◆ Your task
Gather every line that includes the word "должен", please.

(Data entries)

____________

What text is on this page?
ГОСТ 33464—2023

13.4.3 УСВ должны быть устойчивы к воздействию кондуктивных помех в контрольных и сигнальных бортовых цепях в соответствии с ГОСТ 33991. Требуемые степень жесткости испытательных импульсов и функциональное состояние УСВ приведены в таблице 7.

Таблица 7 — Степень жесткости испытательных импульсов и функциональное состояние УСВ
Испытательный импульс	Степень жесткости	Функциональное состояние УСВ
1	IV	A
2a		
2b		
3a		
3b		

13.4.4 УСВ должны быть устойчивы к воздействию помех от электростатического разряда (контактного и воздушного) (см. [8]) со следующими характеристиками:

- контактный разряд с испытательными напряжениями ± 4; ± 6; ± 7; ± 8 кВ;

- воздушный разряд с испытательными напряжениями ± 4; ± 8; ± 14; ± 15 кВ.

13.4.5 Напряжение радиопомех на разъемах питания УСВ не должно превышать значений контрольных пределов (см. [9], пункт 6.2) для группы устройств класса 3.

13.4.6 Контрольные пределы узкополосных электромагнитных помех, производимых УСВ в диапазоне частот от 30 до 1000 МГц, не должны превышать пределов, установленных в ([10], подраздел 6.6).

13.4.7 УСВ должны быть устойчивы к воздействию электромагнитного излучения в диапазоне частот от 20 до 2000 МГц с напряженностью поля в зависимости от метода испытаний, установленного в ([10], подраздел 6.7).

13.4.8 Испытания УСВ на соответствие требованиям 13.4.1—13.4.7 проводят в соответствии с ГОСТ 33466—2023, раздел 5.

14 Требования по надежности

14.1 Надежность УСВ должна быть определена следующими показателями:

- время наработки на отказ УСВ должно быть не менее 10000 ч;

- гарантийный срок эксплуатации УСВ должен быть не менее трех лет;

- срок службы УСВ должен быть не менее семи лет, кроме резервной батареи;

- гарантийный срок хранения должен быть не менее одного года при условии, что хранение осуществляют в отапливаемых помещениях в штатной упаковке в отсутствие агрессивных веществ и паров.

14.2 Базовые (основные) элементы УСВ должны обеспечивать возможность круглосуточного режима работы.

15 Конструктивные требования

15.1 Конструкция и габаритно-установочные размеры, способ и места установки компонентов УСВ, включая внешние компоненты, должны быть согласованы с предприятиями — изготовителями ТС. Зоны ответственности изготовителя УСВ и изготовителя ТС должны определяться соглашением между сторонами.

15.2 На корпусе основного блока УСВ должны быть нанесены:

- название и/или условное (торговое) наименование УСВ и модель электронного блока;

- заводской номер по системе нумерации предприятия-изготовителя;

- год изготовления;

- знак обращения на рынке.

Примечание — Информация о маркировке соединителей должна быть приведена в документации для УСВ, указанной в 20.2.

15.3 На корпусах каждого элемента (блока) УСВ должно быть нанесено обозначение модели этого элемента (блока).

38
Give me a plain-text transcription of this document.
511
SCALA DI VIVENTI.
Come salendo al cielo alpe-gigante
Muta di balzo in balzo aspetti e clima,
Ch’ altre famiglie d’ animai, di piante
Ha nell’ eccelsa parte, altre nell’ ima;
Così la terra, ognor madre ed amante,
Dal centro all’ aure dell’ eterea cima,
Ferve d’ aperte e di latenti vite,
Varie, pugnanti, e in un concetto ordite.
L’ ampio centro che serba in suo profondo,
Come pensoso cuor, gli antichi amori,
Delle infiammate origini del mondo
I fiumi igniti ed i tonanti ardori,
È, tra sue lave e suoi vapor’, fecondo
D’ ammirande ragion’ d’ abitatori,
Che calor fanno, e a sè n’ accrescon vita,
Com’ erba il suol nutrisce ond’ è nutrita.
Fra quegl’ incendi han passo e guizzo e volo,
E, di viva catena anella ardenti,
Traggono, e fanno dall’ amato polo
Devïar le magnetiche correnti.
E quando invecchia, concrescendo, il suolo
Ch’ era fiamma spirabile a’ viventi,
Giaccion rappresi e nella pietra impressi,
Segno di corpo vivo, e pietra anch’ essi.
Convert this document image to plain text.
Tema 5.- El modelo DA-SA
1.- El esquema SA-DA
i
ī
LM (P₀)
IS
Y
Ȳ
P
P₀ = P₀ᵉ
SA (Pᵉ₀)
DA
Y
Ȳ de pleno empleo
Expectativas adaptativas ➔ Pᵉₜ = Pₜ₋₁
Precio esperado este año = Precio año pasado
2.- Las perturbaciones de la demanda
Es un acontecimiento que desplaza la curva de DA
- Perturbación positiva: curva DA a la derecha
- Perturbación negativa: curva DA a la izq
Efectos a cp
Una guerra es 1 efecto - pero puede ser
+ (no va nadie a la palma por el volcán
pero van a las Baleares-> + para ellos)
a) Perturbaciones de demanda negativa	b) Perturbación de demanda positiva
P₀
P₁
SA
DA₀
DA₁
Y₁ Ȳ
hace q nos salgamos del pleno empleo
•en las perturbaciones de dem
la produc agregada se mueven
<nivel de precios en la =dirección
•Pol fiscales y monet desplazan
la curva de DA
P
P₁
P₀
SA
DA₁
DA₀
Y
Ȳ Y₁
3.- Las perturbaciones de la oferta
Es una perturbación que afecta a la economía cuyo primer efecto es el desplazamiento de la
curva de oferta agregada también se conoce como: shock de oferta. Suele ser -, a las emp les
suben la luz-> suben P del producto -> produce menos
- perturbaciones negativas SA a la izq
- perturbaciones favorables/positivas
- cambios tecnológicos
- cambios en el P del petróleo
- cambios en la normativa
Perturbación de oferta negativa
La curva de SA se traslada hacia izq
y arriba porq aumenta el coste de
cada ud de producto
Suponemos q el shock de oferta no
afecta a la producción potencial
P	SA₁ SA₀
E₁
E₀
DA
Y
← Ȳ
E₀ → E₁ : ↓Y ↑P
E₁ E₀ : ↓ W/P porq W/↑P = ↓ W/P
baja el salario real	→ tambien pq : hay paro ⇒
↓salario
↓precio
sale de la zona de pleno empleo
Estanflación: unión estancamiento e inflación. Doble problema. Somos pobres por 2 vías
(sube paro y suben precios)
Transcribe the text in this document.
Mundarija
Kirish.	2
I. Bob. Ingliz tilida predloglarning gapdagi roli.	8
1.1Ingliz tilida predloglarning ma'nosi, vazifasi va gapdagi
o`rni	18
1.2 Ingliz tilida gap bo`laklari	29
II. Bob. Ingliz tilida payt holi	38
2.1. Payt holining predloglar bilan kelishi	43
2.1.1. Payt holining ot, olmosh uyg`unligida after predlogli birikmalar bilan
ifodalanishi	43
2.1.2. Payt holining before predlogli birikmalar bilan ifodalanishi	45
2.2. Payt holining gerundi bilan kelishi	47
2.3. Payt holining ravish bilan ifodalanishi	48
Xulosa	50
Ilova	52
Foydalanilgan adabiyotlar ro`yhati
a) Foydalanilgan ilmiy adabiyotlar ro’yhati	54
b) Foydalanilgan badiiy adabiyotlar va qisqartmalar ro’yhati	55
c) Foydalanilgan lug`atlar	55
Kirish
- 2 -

____________

◆ Result for this exercise
- гарантийный срок эксплуатации УСВ должен быть не менее трех лет;
- срок службы УСВ должен быть не менее семи лет, кроме резервной батареи;
- гарантийный срок хранения должен быть не менее одного года при условии, что хранение осуществляют в отапливаемых помещениях в штатной упаковке в отсутствие агрессивных веществ и паров.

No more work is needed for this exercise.